Images appear in the records below; leave them out and repeat everything else exactly.

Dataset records
>> begin

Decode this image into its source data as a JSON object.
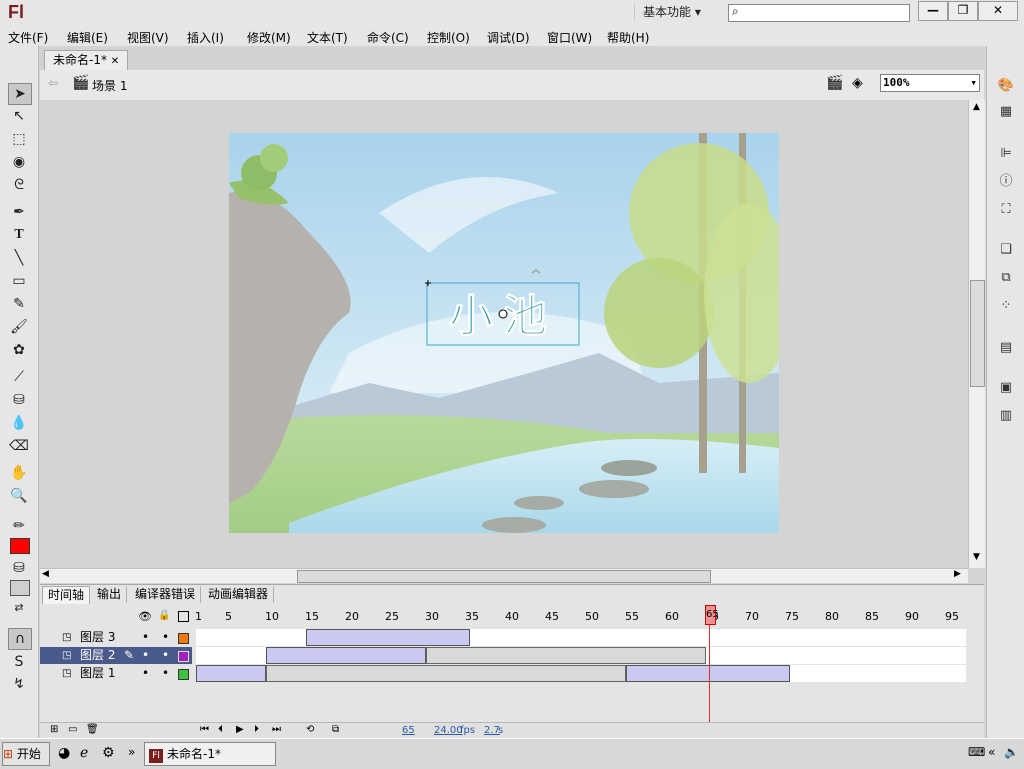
{
  "app": {
    "logo": "Fl",
    "workspace": "基本功能",
    "search_placeholder": ""
  },
  "menu": [
    "文件(F)",
    "编辑(E)",
    "视图(V)",
    "插入(I)",
    "修改(M)",
    "文本(T)",
    "命令(C)",
    "控制(O)",
    "调试(D)",
    "窗口(W)",
    "帮助(H)"
  ],
  "document": {
    "tab_label": "未命名-1*",
    "scene_label": "场景 1",
    "zoom": "100%",
    "stage_text": "小池"
  },
  "timeline": {
    "tabs": [
      "时间轴",
      "输出",
      "编译器错误",
      "动画编辑器"
    ],
    "layers": [
      {
        "name": "图层 3",
        "color": "#f07a10",
        "selected": false
      },
      {
        "name": "图层 2",
        "color": "#a020c0",
        "selected": true
      },
      {
        "name": "图层 1",
        "color": "#40c040",
        "selected": false
      }
    ],
    "frame_numbers": [
      "1",
      "5",
      "10",
      "15",
      "20",
      "25",
      "30",
      "35",
      "40",
      "45",
      "50",
      "55",
      "60",
      "65",
      "70",
      "75",
      "80",
      "85",
      "90",
      "95"
    ],
    "current_frame": "65",
    "fps": "24.00",
    "fps_unit": "fps",
    "time": "2.7",
    "time_unit": "s"
  },
  "taskbar": {
    "start_label": "开始",
    "task_label": "未命名-1*"
  },
  "colors": {
    "stroke": "#000000",
    "fill": "#ff0000"
  }
}
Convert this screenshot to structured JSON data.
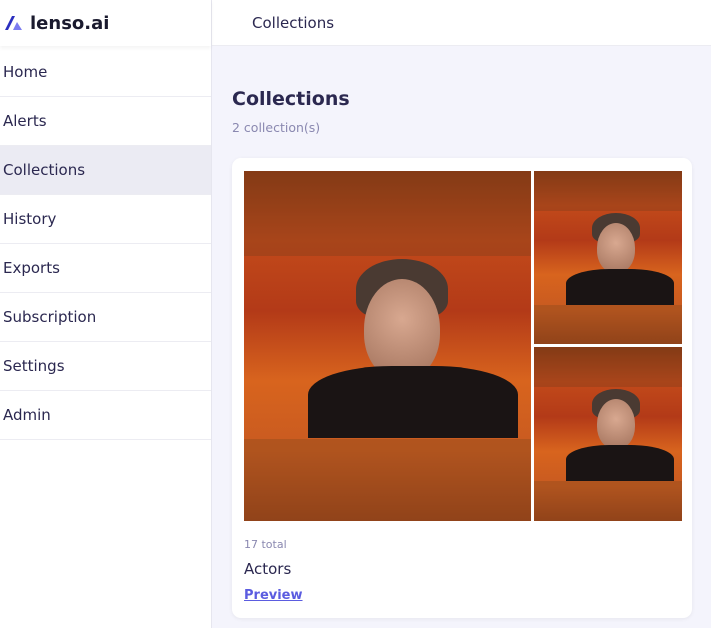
{
  "brand": {
    "name": "lenso.ai",
    "accent": "#5b5ce0"
  },
  "sidebar": {
    "items": [
      {
        "label": "Home"
      },
      {
        "label": "Alerts"
      },
      {
        "label": "Collections",
        "active": true
      },
      {
        "label": "History"
      },
      {
        "label": "Exports"
      },
      {
        "label": "Subscription"
      },
      {
        "label": "Settings"
      },
      {
        "label": "Admin"
      }
    ]
  },
  "topbar": {
    "title": "Collections"
  },
  "main": {
    "title": "Collections",
    "count": "2 collection(s)",
    "collections": [
      {
        "total": "17 total",
        "name": "Actors",
        "preview_label": "Preview"
      }
    ]
  }
}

>> end

• [Worked solution]:
Decode this image into its source data as a JSON object.
{
  "app": {
    "logo": "Fl",
    "workspace": "基本功能",
    "search_placeholder": ""
  },
  "menu": [
    "文件(F)",
    "编辑(E)",
    "视图(V)",
    "插入(I)",
    "修改(M)",
    "文本(T)",
    "命令(C)",
    "控制(O)",
    "调试(D)",
    "窗口(W)",
    "帮助(H)"
  ],
  "document": {
    "tab_label": "未命名-1*",
    "scene_label": "场景 1",
    "zoom": "100%",
    "stage_text": "小池"
  },
  "timeline": {
    "tabs": [
      "时间轴",
      "输出",
      "编译器错误",
      "动画编辑器"
    ],
    "layers": [
      {
        "name": "图层 3",
        "color": "#f07a10",
        "selected": false
      },
      {
        "name": "图层 2",
        "color": "#a020c0",
        "selected": true
      },
      {
        "name": "图层 1",
        "color": "#40c040",
        "selected": false
      }
    ],
    "frame_numbers": [
      "1",
      "5",
      "10",
      "15",
      "20",
      "25",
      "30",
      "35",
      "40",
      "45",
      "50",
      "55",
      "60",
      "65",
      "70",
      "75",
      "80",
      "85",
      "90",
      "95"
    ],
    "current_frame": "65",
    "fps": "24.00",
    "fps_unit": "fps",
    "time": "2.7",
    "time_unit": "s"
  },
  "taskbar": {
    "start_label": "开始",
    "task_label": "未命名-1*"
  },
  "colors": {
    "stroke": "#000000",
    "fill": "#ff0000"
  }
}
Convert this screenshot to structured JSON data.
{
  "brand": {
    "name": "lenso.ai",
    "accent": "#5b5ce0"
  },
  "sidebar": {
    "items": [
      {
        "label": "Home"
      },
      {
        "label": "Alerts"
      },
      {
        "label": "Collections",
        "active": true
      },
      {
        "label": "History"
      },
      {
        "label": "Exports"
      },
      {
        "label": "Subscription"
      },
      {
        "label": "Settings"
      },
      {
        "label": "Admin"
      }
    ]
  },
  "topbar": {
    "title": "Collections"
  },
  "main": {
    "title": "Collections",
    "count": "2 collection(s)",
    "collections": [
      {
        "total": "17 total",
        "name": "Actors",
        "preview_label": "Preview"
      }
    ]
  }
}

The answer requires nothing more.